▸ **WHAT YOU SHOULD DO**
Please determine how many lines of the material include the word "ihres", and respond with nothing but that number.

▸ **EXERCISE INPUT**
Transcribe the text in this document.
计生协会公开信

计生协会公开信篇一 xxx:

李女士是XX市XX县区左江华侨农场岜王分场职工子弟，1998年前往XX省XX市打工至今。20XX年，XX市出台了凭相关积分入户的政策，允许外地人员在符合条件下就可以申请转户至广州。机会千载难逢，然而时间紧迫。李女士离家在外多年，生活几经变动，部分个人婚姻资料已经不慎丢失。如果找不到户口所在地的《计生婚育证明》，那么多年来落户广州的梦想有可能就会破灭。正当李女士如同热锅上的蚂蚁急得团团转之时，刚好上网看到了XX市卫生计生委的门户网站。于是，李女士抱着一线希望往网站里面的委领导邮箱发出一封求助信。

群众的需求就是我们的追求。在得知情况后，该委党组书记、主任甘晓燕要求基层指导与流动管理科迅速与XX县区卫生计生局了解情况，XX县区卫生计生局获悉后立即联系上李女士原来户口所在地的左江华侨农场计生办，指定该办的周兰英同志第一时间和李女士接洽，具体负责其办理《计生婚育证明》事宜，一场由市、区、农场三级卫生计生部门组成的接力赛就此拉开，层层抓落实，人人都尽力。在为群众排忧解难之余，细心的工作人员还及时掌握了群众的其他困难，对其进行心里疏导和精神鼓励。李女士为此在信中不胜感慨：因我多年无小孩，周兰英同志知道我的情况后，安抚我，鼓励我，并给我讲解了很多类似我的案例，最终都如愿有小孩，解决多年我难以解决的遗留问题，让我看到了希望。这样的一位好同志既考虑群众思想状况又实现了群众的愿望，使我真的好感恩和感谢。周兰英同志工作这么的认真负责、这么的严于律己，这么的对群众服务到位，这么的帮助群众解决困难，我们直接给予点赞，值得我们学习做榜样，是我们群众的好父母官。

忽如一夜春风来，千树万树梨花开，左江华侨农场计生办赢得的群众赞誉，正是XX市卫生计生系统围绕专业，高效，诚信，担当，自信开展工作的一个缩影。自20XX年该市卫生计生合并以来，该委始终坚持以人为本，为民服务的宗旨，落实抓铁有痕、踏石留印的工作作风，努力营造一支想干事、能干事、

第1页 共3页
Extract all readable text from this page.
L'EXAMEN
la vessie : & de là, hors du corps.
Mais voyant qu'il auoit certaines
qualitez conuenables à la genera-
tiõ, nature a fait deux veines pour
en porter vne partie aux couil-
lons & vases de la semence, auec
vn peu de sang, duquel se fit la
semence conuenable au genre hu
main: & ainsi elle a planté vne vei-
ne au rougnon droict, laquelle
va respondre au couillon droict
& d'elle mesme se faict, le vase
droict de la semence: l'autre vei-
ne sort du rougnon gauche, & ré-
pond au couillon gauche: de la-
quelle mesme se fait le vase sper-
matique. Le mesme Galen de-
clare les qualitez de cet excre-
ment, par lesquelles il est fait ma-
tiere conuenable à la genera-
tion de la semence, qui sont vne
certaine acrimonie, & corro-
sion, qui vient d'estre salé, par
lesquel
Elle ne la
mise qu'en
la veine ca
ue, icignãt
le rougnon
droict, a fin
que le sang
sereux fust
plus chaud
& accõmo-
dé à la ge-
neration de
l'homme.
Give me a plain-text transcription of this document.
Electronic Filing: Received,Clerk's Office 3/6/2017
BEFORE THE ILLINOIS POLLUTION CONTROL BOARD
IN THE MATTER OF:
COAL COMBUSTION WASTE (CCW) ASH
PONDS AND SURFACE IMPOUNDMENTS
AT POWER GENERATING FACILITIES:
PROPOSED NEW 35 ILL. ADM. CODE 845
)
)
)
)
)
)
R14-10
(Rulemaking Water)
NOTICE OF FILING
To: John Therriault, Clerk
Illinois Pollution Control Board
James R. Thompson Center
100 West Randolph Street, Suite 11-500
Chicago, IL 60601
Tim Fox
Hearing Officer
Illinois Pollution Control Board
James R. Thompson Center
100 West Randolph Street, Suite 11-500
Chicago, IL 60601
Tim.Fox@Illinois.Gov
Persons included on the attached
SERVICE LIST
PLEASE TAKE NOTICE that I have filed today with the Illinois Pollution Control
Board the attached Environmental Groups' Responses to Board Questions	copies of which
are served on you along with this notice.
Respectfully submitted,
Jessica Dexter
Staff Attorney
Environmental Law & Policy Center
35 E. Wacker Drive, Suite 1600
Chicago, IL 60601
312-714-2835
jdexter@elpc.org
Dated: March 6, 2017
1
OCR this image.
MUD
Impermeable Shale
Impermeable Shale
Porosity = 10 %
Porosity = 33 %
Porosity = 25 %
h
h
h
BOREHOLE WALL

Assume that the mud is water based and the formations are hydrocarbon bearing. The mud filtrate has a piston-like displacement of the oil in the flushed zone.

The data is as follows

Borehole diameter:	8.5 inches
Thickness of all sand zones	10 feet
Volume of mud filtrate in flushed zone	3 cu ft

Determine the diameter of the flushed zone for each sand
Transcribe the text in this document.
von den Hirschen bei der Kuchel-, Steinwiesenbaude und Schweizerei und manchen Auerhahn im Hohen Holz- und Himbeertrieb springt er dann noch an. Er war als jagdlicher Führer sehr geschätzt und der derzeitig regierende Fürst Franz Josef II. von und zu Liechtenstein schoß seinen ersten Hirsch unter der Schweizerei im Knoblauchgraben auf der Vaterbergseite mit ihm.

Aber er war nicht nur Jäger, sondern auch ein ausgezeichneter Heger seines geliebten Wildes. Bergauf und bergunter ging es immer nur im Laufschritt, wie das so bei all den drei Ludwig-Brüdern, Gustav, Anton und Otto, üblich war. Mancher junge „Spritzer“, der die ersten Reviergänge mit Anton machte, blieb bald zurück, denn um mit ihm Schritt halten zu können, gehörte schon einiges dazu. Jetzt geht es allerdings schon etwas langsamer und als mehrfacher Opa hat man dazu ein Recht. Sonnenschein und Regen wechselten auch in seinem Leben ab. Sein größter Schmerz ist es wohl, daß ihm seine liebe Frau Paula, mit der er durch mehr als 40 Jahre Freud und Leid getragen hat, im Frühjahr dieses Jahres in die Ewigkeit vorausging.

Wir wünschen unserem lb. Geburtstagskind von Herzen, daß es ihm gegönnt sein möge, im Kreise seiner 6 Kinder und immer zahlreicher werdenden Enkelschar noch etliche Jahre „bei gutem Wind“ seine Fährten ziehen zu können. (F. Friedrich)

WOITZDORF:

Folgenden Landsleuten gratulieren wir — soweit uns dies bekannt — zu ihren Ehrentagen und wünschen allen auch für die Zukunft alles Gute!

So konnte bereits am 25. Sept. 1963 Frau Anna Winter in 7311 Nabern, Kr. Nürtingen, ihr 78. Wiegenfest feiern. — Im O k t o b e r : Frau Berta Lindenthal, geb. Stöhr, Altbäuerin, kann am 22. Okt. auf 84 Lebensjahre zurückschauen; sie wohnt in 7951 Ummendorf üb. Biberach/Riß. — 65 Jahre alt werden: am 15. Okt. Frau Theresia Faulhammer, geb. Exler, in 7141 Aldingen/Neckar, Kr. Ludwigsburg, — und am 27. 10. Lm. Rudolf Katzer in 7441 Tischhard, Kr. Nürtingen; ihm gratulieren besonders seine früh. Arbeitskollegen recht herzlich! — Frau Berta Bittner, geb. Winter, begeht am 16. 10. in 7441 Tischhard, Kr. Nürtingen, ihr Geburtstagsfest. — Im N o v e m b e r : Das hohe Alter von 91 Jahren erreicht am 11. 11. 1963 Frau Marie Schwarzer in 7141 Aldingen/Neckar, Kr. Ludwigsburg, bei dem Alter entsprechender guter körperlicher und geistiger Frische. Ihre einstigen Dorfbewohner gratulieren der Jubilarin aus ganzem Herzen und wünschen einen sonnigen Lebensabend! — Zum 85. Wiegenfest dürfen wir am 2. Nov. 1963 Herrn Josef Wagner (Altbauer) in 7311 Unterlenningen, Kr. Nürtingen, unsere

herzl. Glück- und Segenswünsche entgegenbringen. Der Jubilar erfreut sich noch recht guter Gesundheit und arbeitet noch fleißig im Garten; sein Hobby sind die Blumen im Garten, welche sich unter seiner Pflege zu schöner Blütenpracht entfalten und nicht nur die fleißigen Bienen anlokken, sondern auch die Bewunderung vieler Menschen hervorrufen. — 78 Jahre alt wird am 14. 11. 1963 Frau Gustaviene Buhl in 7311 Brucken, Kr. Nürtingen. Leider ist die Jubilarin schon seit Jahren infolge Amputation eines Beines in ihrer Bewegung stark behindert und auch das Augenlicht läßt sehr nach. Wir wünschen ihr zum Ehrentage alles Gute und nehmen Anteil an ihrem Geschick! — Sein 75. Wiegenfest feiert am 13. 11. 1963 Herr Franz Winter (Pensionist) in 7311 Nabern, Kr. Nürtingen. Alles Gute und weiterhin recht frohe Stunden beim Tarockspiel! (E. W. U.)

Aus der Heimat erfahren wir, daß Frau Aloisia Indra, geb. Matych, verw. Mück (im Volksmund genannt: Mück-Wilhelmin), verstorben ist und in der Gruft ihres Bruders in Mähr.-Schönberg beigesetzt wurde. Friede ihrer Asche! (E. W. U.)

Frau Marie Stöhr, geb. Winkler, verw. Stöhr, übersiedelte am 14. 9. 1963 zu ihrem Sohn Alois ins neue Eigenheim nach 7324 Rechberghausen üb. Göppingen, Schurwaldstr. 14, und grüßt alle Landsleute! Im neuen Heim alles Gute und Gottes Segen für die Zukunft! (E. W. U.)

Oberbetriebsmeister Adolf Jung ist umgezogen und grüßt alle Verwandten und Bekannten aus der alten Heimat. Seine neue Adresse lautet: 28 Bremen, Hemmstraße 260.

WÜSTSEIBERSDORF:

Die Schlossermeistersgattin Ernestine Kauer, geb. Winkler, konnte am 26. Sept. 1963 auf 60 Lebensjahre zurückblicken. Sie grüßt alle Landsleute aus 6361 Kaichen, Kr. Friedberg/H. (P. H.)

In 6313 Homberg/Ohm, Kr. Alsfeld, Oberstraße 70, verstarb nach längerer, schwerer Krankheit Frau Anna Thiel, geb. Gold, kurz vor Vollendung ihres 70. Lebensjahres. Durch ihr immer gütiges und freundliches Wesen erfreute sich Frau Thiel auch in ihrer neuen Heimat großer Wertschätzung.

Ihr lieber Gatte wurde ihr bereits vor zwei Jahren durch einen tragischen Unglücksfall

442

▸ **PROBLEM SOLUTION**
2